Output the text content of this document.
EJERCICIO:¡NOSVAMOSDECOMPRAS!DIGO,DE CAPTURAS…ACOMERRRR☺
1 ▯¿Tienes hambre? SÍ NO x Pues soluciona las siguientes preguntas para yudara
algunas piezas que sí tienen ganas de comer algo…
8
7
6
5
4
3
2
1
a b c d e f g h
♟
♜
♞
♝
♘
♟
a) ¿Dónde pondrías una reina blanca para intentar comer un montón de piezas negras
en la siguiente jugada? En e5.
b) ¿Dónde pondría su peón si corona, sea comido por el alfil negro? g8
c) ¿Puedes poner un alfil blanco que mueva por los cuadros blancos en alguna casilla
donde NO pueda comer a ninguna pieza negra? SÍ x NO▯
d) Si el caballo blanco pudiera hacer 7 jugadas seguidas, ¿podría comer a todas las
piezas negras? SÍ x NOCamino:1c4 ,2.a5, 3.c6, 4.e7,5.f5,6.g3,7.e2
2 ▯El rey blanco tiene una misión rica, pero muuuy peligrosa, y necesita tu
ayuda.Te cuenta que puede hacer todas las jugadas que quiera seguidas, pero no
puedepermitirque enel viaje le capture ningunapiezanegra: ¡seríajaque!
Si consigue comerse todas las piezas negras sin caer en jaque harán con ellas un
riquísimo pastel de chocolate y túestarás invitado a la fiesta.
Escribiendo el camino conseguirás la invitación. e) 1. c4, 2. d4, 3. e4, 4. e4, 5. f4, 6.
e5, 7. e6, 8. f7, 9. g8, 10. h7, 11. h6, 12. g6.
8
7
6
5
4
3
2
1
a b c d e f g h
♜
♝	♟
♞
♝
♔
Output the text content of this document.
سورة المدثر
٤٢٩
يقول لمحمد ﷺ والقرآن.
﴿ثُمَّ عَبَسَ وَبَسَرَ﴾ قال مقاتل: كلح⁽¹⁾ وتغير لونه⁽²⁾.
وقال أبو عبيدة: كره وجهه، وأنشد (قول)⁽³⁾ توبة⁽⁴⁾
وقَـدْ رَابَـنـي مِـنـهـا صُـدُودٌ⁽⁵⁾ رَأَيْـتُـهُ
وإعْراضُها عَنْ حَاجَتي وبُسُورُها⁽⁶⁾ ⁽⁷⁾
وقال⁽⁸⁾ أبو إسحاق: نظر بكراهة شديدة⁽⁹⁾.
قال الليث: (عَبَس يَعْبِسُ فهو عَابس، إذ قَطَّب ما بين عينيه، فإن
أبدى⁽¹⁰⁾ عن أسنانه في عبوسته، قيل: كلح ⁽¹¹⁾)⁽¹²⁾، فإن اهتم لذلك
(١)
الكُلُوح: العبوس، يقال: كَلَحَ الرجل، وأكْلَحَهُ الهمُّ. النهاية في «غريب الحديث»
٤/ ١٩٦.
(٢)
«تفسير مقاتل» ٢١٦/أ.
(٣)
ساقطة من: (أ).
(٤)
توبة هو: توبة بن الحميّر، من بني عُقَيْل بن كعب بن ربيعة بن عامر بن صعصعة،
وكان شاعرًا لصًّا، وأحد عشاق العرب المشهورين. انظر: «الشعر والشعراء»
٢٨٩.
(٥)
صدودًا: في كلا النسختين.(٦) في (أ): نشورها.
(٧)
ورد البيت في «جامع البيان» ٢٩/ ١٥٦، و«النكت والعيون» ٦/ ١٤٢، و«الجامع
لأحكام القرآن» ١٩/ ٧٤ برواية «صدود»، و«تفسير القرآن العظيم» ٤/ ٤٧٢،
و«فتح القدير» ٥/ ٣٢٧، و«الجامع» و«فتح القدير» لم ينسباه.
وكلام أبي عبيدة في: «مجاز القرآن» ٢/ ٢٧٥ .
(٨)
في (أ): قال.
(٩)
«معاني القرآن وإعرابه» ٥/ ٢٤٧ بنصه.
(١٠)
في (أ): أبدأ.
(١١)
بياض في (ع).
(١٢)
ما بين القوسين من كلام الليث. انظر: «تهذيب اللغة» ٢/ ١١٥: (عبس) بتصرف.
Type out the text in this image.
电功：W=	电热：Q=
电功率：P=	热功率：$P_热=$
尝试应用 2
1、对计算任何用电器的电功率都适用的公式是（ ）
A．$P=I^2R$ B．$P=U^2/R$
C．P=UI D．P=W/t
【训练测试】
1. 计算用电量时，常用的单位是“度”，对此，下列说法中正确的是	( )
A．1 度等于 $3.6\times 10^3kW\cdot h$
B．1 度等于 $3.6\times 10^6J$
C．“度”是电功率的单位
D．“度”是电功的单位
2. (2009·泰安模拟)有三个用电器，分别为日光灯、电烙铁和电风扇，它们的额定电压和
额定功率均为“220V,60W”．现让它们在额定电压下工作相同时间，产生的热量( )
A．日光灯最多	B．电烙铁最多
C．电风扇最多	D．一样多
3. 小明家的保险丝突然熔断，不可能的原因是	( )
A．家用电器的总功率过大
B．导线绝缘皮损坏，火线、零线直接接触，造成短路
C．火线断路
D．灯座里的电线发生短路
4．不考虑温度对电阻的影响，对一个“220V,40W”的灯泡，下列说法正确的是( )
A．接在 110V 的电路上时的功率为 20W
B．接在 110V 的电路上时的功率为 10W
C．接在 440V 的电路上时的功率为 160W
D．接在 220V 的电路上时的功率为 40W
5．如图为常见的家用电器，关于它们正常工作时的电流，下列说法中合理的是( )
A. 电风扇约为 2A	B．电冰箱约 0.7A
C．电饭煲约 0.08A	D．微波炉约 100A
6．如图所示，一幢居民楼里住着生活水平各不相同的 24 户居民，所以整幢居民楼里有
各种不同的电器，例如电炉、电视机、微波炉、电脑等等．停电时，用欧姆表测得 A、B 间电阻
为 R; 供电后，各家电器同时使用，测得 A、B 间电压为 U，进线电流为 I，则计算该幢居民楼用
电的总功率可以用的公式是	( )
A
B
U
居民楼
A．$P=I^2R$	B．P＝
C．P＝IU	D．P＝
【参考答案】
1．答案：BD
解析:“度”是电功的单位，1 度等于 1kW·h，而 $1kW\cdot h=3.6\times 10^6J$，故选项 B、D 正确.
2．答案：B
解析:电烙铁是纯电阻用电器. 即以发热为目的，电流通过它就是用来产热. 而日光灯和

Problem:
Check each line in the listing above for the string "jugadas", then report how many lines contain it, with no other text.

Final result:
2